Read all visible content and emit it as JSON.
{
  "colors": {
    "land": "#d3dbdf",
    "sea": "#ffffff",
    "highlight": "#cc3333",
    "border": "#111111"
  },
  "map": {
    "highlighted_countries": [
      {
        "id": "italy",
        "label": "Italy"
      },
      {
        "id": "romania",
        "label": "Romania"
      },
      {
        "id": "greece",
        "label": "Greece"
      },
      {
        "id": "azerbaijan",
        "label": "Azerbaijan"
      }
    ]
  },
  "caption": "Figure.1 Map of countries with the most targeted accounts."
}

• **What you should do**: Provide all the records again, word for word.

• **Complete answer**:
Read all visible content and emit it as JSON.
{
  "colors": {
    "land": "#d3dbdf",
    "sea": "#ffffff",
    "highlight": "#cc3333",
    "border": "#111111"
  },
  "map": {
    "highlighted_countries": [
      {
        "id": "italy",
        "label": "Italy"
      },
      {
        "id": "romania",
        "label": "Romania"
      },
      {
        "id": "greece",
        "label": "Greece"
      },
      {
        "id": "azerbaijan",
        "label": "Azerbaijan"
      }
    ]
  },
  "caption": "Figure.1 Map of countries with the most targeted accounts."
}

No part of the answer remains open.